• [WORK REQUIRED] Your copy of the material must match it exactly, except that pictures are dropped.

• [INFORMATION SHOWN]
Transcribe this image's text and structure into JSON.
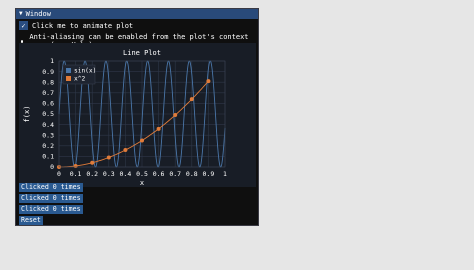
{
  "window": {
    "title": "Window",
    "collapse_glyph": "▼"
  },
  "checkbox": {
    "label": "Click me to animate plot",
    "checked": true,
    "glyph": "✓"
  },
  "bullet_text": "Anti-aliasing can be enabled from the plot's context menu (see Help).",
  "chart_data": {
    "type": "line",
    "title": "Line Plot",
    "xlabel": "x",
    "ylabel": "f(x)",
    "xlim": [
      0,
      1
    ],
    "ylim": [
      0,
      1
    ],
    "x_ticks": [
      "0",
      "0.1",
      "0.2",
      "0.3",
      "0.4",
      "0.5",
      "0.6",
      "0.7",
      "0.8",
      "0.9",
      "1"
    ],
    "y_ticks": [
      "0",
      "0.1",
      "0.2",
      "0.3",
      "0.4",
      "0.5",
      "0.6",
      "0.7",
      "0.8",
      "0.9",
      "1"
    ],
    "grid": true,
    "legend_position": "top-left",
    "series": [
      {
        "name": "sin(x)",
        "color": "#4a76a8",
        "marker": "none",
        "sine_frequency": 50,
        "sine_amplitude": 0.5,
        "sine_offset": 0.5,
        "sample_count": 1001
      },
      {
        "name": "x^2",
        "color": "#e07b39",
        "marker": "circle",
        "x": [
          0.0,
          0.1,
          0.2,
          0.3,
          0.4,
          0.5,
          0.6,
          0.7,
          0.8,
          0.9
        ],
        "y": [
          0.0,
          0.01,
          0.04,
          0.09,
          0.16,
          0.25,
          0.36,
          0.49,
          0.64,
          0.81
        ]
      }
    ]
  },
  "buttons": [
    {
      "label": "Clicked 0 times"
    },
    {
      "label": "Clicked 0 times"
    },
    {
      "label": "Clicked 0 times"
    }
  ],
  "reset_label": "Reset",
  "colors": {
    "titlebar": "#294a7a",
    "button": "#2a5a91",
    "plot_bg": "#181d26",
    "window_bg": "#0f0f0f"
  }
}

• [FINISHED EXERCISE]
Transcribe this image's text and structure into JSON.
{
  "window": {
    "title": "Window",
    "collapse_glyph": "▼"
  },
  "checkbox": {
    "label": "Click me to animate plot",
    "checked": true,
    "glyph": "✓"
  },
  "bullet_text": "Anti-aliasing can be enabled from the plot's context menu (see Help).",
  "chart_data": {
    "type": "line",
    "title": "Line Plot",
    "xlabel": "x",
    "ylabel": "f(x)",
    "xlim": [
      0,
      1
    ],
    "ylim": [
      0,
      1
    ],
    "x_ticks": [
      "0",
      "0.1",
      "0.2",
      "0.3",
      "0.4",
      "0.5",
      "0.6",
      "0.7",
      "0.8",
      "0.9",
      "1"
    ],
    "y_ticks": [
      "0",
      "0.1",
      "0.2",
      "0.3",
      "0.4",
      "0.5",
      "0.6",
      "0.7",
      "0.8",
      "0.9",
      "1"
    ],
    "grid": true,
    "legend_position": "top-left",
    "series": [
      {
        "name": "sin(x)",
        "color": "#4a76a8",
        "marker": "none",
        "sine_frequency": 50,
        "sine_amplitude": 0.5,
        "sine_offset": 0.5,
        "sample_count": 1001
      },
      {
        "name": "x^2",
        "color": "#e07b39",
        "marker": "circle",
        "x": [
          0.0,
          0.1,
          0.2,
          0.3,
          0.4,
          0.5,
          0.6,
          0.7,
          0.8,
          0.9
        ],
        "y": [
          0.0,
          0.01,
          0.04,
          0.09,
          0.16,
          0.25,
          0.36,
          0.49,
          0.64,
          0.81
        ]
      }
    ]
  },
  "buttons": [
    {
      "label": "Clicked 0 times"
    },
    {
      "label": "Clicked 0 times"
    },
    {
      "label": "Clicked 0 times"
    }
  ],
  "reset_label": "Reset",
  "colors": {
    "titlebar": "#294a7a",
    "button": "#2a5a91",
    "plot_bg": "#181d26",
    "window_bg": "#0f0f0f"
  }
}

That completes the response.